[[ ENTRIES SUPPLIED, beginning ]]

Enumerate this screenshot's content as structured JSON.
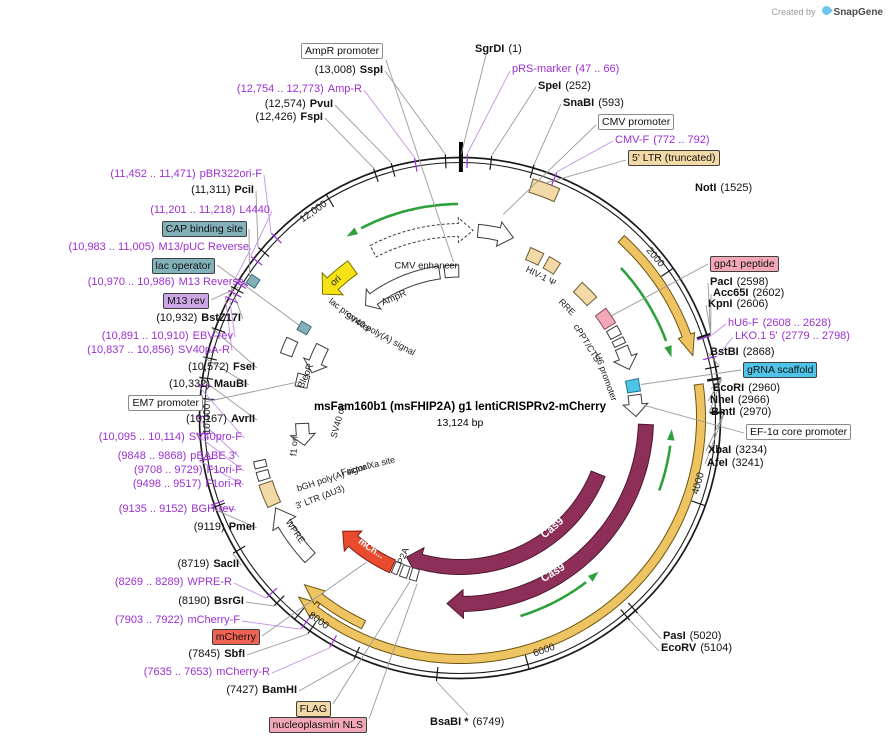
{
  "watermark": {
    "created_by": "Created by",
    "brand": "SnapGene"
  },
  "plasmid": {
    "name": "msFam160b1 (msFHIP2A) g1 lentiCRISPRv2-mCherry",
    "size": "13,124 bp"
  },
  "ring_numbers": [
    "2000",
    "4000",
    "6000",
    "8000",
    "10,000",
    "12,000"
  ],
  "colors": {
    "primer": "#9b30d2",
    "enzyme": "#000000",
    "tan": "#f3d9a5",
    "teal": "#83b1ba",
    "violet": "#cda6e8",
    "pink": "#f3a8b8",
    "cyan": "#4fc4e8",
    "red": "#f06252",
    "white": "#ffffff",
    "maroon": "#8e2f5a",
    "gold": "#eec463",
    "green": "#2ea13c",
    "yellow": "#f6e215",
    "mch_red": "#ea4a2e"
  },
  "labels": {
    "ampr_promoter": {
      "name": "AmpR promoter"
    },
    "sgrdi": {
      "name": "SgrDI",
      "pos": "(1)"
    },
    "sspi": {
      "pos": "(13,008)",
      "name": "SspI"
    },
    "prs_marker": {
      "name": "pRS-marker",
      "pos": "(47 .. 66)"
    },
    "spei": {
      "name": "SpeI",
      "pos": "(252)"
    },
    "amp_r": {
      "pos": "(12,754 .. 12,773)",
      "name": "Amp-R"
    },
    "snabi": {
      "name": "SnaBI",
      "pos": "(593)"
    },
    "pvui": {
      "pos": "(12,574)",
      "name": "PvuI"
    },
    "cmv_promoter": {
      "name": "CMV promoter"
    },
    "fspi": {
      "pos": "(12,426)",
      "name": "FspI"
    },
    "cmv_f": {
      "name": "CMV-F",
      "pos": "(772 .. 792)"
    },
    "ltr5": {
      "name": "5' LTR (truncated)"
    },
    "pbr322ori_f": {
      "pos": "(11,452 .. 11,471)",
      "name": "pBR322ori-F"
    },
    "noti": {
      "name": "NotI",
      "pos": "(1525)"
    },
    "pcii": {
      "pos": "(11,311)",
      "name": "PciI"
    },
    "l4440": {
      "pos": "(11,201 .. 11,218)",
      "name": "L4440"
    },
    "cap": {
      "name": "CAP binding site"
    },
    "m13puc": {
      "pos": "(10,983 .. 11,005)",
      "name": "M13/pUC Reverse"
    },
    "lacop": {
      "name": "lac operator"
    },
    "gp41": {
      "name": "gp41 peptide"
    },
    "m13rev_p": {
      "pos": "(10,970 .. 10,986)",
      "name": "M13 Reverse"
    },
    "paci": {
      "name": "PacI",
      "pos": "(2598)"
    },
    "m13rev_box": {
      "name": "M13 rev"
    },
    "acc65i": {
      "name": "Acc65I",
      "pos": "(2602)"
    },
    "kpni": {
      "name": "KpnI",
      "pos": "(2606)"
    },
    "bstz17i": {
      "pos": "(10,932)",
      "name": "BstZ17I"
    },
    "hu6f": {
      "name": "hU6-F",
      "pos": "(2608 .. 2628)"
    },
    "ebv_rev": {
      "pos": "(10,891 .. 10,910)",
      "name": "EBV-rev"
    },
    "lko15": {
      "name": "LKO.1 5'",
      "pos": "(2779 .. 2798)"
    },
    "sv40pa_r": {
      "pos": "(10,837 .. 10,856)",
      "name": "SV40pA-R"
    },
    "bstbi": {
      "name": "BstBI",
      "pos": "(2868)"
    },
    "fsei": {
      "pos": "(10,572)",
      "name": "FseI"
    },
    "grna": {
      "name": "gRNA scaffold"
    },
    "maubi": {
      "pos": "(10,332)",
      "name": "MauBI"
    },
    "ecori": {
      "name": "EcoRI",
      "pos": "(2960)"
    },
    "em7": {
      "name": "EM7 promoter"
    },
    "nhei": {
      "name": "NheI",
      "pos": "(2966)"
    },
    "avrii": {
      "pos": "(10,167)",
      "name": "AvrII"
    },
    "bmti": {
      "name": "BmtI",
      "pos": "(2970)"
    },
    "ef1a": {
      "name": "EF-1α core promoter"
    },
    "sv40pro_f": {
      "pos": "(10,095 .. 10,114)",
      "name": "SV40pro-F"
    },
    "xbai": {
      "name": "XbaI",
      "pos": "(3234)"
    },
    "pbabe3": {
      "pos": "(9848 .. 9868)",
      "name": "pBABE 3'"
    },
    "afei": {
      "name": "AfeI",
      "pos": "(3241)"
    },
    "f1ori_f": {
      "pos": "(9708 .. 9729)",
      "name": "F1ori-F"
    },
    "f1ori_r": {
      "pos": "(9498 .. 9517)",
      "name": "F1ori-R"
    },
    "bgh_rev": {
      "pos": "(9135 .. 9152)",
      "name": "BGH-rev"
    },
    "pmei": {
      "pos": "(9119)",
      "name": "PmeI"
    },
    "sacii": {
      "pos": "(8719)",
      "name": "SacII"
    },
    "wpre_r": {
      "pos": "(8269 .. 8289)",
      "name": "WPRE-R"
    },
    "bsrgi": {
      "pos": "(8190)",
      "name": "BsrGI"
    },
    "mcherry_f": {
      "pos": "(7903 .. 7922)",
      "name": "mCherry-F"
    },
    "mcherry_box": {
      "name": "mCherry"
    },
    "sbfi": {
      "pos": "(7845)",
      "name": "SbfI"
    },
    "mcherry_r": {
      "pos": "(7635 .. 7653)",
      "name": "mCherry-R"
    },
    "bamhi": {
      "pos": "(7427)",
      "name": "BamHI"
    },
    "flag": {
      "name": "FLAG"
    },
    "npnls": {
      "name": "nucleoplasmin NLS"
    },
    "bsabi": {
      "name": "BsaBI *",
      "pos": "(6749)"
    },
    "pasi": {
      "name": "PasI",
      "pos": "(5020)"
    },
    "ecorv": {
      "name": "EcoRV",
      "pos": "(5104)"
    }
  },
  "interior": {
    "cmv_enhancer": "CMV enhancer",
    "hiv_psi": "HIV-1 Ψ",
    "rre": "RRE",
    "cppt": "cPPT/CTS",
    "u6": "U6 promoter",
    "ampr": "AmpR",
    "ori": "ori",
    "lac_promoter": "lac promoter",
    "sv40pa": "SV40 poly(A) signal",
    "bleor": "BleoR",
    "sv40ori": "SV40 ori",
    "f1ori": "f1 ori",
    "factor_xa": "Factor Xa site",
    "bgh_pa": "bGH poly(A) signal",
    "ltr3": "3' LTR (ΔU3)",
    "p2a": "P2A",
    "cas9": "Cas9",
    "mch": "mCh...",
    "wpre": "WPRE"
  }
}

[[ ENTRIES SUPPLIED, end ]]

◆ WHAT TO DO
Whichever lines of the records above hold the word "poly" should all be copied out.

◆ YOUR SOLUTION
    "sv40pa": "SV40 poly(A) signal",
    "bgh_pa": "bGH poly(A) signal",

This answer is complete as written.